Exercise set:
(1) Answer the following questions using the text on Bayesian Optimization.
(a) What is the process called in which conditional probability and Gaussian Distribution are used to optimize hyperparameters for an ML model?
(b) At best, how does Grid Search compare with random search?
(c) What does the text name as a popular surrogate model for Bayesian Optimization?
(2) For each statement, state whether it agrees with the text on Bayesian Optimization, and quote the words from the text that decide it.
(a) Grid search and random search rely heavily on information the model learned during previous optimizations.
(b) Bayesian Optimization requires fewer samples to learn or derive the best values.
(c) The acquisition function is described as a popular surrogate model.
(3) Reproduce the passage of the text on Bayesian Optimization from "Two common terms" to "the objective function.", word for word.

─── Reading text ───

Probability is an integral part of Machine Learning algorithms. We use it to predict the outcome of regression or classification problems. We apply what’s known as conditional probability or Bayes Theorem along with Gaussian Distribution to predict the probability of a class or a value, given a condition. The pair is also used in optimising hyperparameters for an ML model and the process is known as Bayesian Optimization.

In this article, we will learn to implement Bayesian Optimization to find optimal parameters for any machine learning model.

### Bayesian Optimization Simplified

In one of our previous articles, we learned about Grid Search which is a popular parameter-tuning algorithm that selects the best parameter list from a given set of specified parameters. Considering the fact that we initially have no clue on what value to begin with for the parameters, it can only be as good as or slightly better than random search.

For computationally intensive tasks, grid search and random search can be painfully time-consuming with less luck of finding optimal parameters. These methods hardly rely on any information that the model learned during the previous optimizations. Bayesian Optimization on the other hand constantly learns from previous optimizations to find a best-optimized parameter list and also requires fewer samples to learn or derive the best values.

Two common terms that you will come across when reading any material on Bayesian optimization are **:**

- Surrogate model and
- Acquisition function.

The Gaussian process is a popular surrogate model for Bayesian Optimization. What it does is that it defines a prior function that can be used to learn from previous predictions or believes about the objective function.

─── Records shown ───

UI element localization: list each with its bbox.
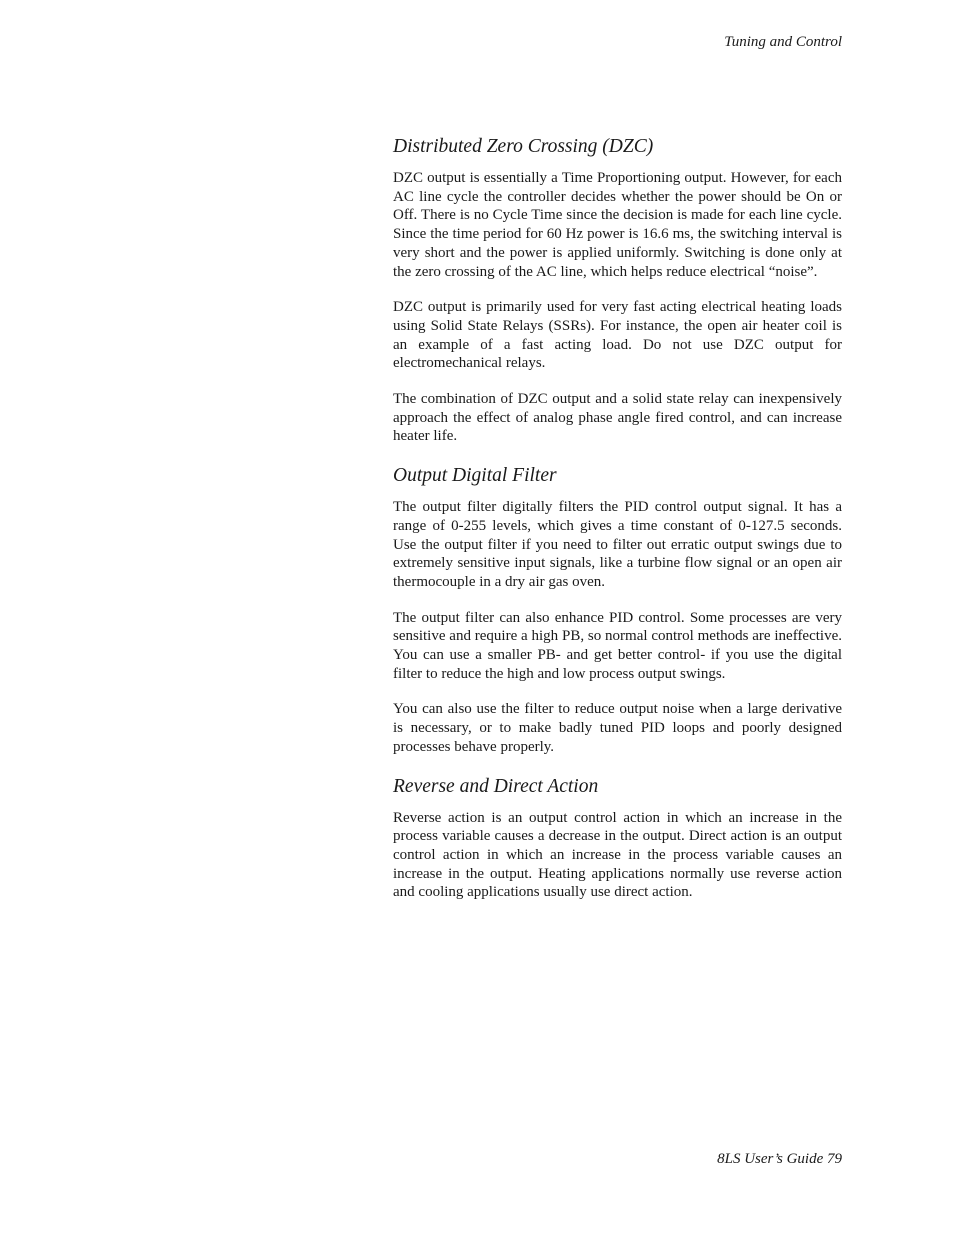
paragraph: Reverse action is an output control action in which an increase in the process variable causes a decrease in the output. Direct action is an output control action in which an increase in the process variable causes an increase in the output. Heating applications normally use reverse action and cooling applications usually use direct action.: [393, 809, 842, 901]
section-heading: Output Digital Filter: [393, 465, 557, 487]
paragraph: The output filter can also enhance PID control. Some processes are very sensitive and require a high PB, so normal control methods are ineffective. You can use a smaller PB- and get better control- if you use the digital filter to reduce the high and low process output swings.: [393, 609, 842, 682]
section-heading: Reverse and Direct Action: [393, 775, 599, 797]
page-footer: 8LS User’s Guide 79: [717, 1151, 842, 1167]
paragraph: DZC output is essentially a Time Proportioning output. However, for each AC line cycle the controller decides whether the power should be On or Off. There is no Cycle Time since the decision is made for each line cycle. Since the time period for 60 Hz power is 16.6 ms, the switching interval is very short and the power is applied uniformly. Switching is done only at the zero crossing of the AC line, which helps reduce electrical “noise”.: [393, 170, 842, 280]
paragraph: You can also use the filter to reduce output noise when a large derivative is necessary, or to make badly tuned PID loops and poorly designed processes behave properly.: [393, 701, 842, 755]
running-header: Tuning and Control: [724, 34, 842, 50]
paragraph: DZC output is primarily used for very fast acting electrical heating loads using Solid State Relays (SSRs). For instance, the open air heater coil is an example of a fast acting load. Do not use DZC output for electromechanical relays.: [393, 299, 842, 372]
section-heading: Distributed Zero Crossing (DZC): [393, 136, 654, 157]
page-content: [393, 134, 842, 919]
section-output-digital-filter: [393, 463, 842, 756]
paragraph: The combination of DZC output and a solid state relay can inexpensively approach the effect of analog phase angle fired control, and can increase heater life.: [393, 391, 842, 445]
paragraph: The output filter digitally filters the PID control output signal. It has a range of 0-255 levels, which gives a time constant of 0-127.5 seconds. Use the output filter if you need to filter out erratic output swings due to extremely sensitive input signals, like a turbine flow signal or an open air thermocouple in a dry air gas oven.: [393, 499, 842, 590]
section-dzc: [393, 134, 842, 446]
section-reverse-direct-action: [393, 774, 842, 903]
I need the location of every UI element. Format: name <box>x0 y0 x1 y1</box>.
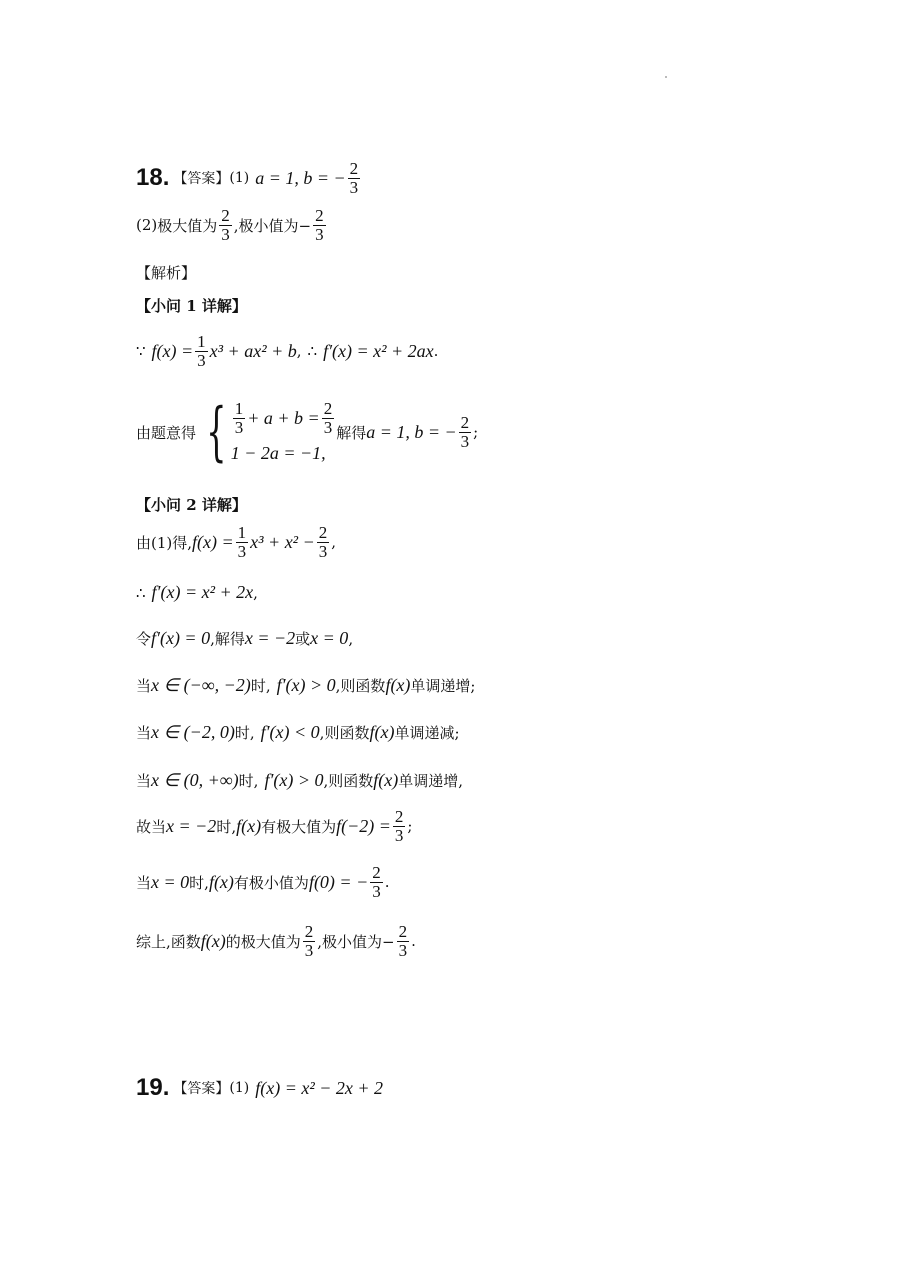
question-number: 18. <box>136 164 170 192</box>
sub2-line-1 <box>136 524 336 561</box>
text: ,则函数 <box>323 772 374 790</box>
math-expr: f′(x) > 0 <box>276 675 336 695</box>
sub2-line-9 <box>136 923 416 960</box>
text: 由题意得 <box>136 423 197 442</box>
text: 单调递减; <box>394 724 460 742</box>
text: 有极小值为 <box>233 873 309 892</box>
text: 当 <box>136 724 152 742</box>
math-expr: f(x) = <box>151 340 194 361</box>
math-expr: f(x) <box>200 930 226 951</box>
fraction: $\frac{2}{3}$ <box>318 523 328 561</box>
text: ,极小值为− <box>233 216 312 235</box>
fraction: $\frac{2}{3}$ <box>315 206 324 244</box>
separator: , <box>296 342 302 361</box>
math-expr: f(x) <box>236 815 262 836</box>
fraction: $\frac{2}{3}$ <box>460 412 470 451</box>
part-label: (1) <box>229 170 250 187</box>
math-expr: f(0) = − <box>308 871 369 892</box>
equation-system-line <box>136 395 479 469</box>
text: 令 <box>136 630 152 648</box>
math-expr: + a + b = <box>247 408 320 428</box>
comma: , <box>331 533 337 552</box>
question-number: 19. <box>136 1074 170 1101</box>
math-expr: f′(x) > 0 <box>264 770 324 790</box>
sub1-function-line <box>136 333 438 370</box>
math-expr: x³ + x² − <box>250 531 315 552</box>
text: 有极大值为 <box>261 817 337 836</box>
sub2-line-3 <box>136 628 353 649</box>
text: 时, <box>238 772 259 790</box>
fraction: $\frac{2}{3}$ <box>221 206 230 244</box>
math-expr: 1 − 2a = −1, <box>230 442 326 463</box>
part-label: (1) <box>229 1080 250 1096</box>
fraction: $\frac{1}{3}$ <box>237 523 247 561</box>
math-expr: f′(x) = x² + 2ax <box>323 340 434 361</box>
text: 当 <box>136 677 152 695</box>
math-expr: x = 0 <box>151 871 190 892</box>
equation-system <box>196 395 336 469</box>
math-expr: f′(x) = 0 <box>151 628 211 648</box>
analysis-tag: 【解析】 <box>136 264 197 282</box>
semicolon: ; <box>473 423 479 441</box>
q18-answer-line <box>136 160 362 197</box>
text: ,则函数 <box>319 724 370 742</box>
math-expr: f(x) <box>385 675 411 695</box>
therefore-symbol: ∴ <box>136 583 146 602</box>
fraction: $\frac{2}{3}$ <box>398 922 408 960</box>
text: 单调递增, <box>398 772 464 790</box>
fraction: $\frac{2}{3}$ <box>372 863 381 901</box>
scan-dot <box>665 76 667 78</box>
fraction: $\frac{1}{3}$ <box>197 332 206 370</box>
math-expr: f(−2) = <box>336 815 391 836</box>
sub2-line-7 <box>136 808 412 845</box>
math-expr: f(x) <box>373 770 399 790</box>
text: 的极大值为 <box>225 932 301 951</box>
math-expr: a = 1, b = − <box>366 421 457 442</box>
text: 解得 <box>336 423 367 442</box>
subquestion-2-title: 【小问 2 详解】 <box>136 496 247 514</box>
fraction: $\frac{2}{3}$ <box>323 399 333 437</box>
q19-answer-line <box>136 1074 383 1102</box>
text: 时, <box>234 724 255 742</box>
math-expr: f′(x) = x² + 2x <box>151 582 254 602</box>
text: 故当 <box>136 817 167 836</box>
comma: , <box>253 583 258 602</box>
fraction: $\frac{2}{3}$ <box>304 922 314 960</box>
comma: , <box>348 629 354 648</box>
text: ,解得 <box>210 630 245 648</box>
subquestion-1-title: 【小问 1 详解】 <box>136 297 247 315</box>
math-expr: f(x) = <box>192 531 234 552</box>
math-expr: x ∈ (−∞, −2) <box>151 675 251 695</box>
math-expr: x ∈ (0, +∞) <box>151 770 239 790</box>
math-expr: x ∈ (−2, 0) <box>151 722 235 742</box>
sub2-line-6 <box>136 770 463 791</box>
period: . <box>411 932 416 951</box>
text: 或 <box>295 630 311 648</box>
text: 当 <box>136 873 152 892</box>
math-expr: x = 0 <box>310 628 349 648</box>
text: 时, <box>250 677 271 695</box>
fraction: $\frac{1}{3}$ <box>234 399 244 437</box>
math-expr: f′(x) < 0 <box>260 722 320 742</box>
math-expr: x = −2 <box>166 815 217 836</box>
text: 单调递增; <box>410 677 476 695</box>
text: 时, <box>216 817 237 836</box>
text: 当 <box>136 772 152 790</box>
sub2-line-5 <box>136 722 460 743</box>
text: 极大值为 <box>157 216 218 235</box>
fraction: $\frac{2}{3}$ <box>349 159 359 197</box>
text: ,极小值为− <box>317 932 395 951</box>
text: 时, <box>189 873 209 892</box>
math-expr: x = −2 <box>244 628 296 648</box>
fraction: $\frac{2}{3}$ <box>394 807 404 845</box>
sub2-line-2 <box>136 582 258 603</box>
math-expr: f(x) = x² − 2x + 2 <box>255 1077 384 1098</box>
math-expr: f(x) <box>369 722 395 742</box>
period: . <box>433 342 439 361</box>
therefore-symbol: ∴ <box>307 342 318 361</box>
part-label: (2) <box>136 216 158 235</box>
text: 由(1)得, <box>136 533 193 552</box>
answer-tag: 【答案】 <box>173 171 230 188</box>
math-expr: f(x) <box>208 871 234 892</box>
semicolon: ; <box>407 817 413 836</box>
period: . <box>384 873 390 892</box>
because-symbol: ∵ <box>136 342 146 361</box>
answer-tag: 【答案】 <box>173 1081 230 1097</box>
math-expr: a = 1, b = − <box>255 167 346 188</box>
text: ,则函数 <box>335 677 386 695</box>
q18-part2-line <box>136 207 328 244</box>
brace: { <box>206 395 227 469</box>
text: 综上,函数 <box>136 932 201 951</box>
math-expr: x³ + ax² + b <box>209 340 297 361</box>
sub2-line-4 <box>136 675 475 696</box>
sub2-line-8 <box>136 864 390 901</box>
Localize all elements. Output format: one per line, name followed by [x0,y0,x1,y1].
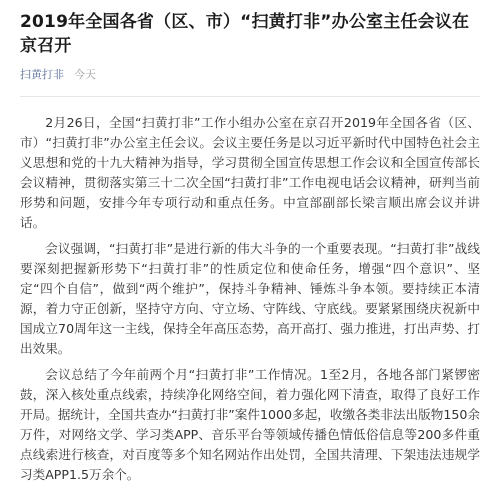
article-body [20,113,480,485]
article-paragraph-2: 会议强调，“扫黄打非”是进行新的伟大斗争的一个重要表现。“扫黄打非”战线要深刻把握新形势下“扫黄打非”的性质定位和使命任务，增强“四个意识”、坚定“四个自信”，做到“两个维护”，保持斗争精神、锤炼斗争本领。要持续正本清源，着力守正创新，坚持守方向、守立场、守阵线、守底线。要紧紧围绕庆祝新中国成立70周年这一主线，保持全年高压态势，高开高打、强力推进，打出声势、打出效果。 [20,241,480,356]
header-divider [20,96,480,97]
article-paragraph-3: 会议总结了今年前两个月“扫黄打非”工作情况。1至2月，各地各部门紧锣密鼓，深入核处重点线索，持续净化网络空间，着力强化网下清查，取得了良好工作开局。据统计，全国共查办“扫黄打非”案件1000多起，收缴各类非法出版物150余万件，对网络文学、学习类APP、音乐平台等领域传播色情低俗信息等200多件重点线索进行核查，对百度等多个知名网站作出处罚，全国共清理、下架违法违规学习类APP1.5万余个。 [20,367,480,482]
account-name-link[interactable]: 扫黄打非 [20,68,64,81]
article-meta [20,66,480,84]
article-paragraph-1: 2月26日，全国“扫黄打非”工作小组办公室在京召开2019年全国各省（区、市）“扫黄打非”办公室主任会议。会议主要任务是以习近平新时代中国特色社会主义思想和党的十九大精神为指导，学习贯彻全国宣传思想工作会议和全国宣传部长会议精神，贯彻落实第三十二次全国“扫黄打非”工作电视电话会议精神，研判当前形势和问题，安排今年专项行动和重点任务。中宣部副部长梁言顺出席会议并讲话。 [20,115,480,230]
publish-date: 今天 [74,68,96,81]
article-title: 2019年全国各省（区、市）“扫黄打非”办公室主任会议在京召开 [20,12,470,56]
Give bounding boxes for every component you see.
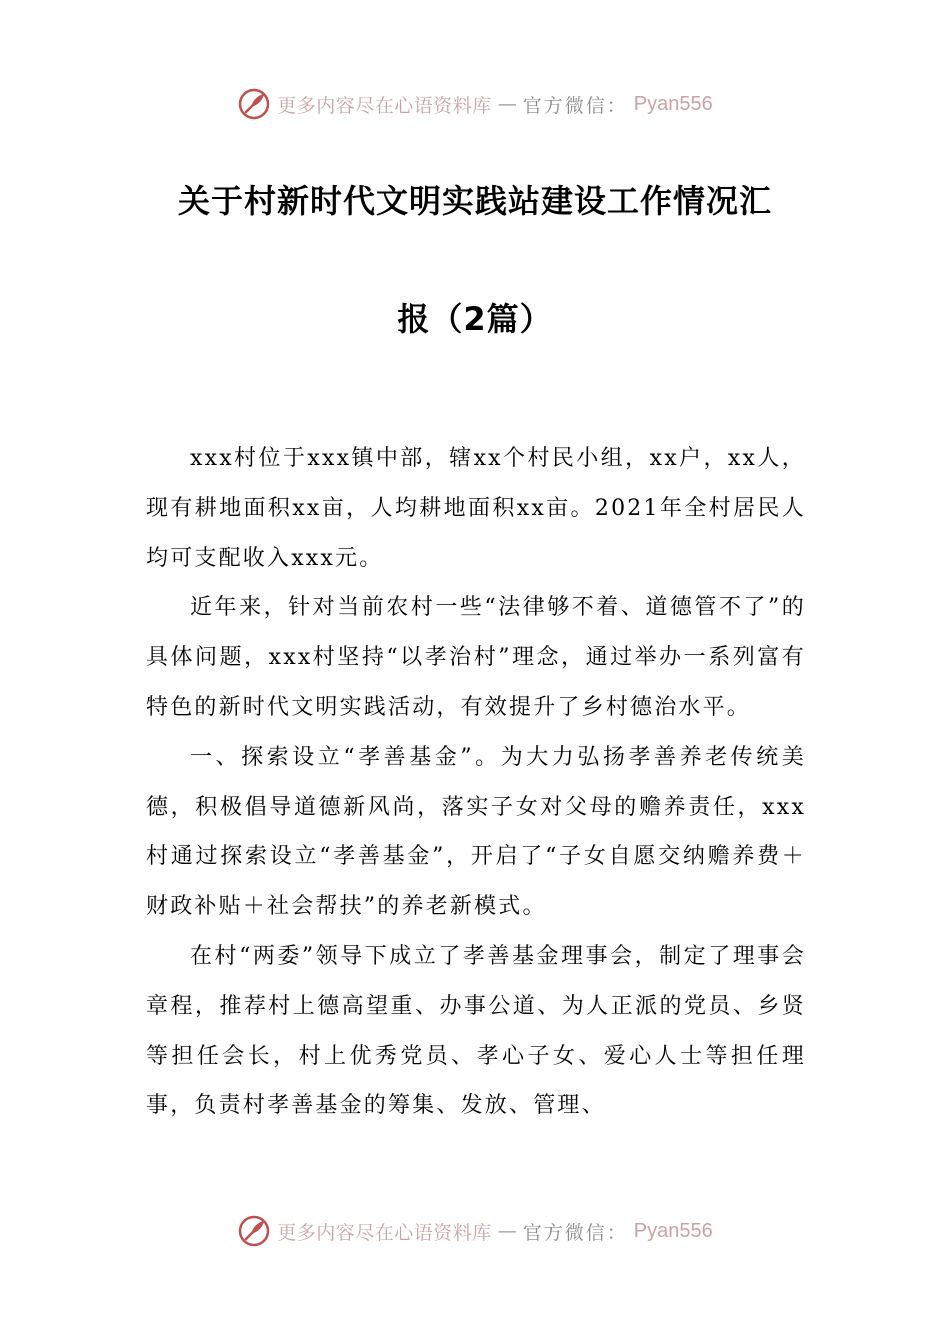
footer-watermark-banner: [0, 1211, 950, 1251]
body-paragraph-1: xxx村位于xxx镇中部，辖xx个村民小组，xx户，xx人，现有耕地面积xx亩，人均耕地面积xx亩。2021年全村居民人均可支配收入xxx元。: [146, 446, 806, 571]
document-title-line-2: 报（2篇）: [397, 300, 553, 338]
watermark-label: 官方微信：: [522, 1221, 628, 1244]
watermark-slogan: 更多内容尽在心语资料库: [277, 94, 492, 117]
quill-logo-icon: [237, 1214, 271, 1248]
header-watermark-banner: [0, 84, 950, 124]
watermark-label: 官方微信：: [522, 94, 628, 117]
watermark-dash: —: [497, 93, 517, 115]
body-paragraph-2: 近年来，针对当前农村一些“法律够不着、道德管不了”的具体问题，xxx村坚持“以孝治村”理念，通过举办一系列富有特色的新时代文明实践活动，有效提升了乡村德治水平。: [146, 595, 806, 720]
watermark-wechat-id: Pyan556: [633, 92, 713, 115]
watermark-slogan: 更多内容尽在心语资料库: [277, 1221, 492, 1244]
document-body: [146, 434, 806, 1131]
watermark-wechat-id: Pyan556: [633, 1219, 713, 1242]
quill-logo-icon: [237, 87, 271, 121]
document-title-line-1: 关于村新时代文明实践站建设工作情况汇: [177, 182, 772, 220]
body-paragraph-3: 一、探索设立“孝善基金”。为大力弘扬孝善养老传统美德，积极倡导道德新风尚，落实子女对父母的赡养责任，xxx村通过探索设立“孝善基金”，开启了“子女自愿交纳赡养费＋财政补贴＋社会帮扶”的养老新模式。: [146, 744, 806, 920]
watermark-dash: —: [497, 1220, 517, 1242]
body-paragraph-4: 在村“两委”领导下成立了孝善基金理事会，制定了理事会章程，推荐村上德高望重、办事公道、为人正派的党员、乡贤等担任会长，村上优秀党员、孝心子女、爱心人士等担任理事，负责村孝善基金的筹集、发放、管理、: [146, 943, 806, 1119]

───

Answers below:
(1)
(a) Bayesian Optimization.
(b) It can only be as good as or slightly better than random search.
(c) The Gaussian process.

(2)
(a) No: "These methods hardly rely on any information that the model learned during the previous optimizations."
(b) Yes: "also requires fewer samples to learn or derive the best values."
(c) No: "The Gaussian process is a popular surrogate model for Bayesian Optimization."

(3)
Two common terms that you will come across when reading any material on Bayesian optimization are **:**

- Surrogate model and
- Acquisition function.

The Gaussian process is a popular surrogate model for Bayesian Optimization. What it does is that it defines a prior function that can be used to learn from previous predictions or believes about the objective function.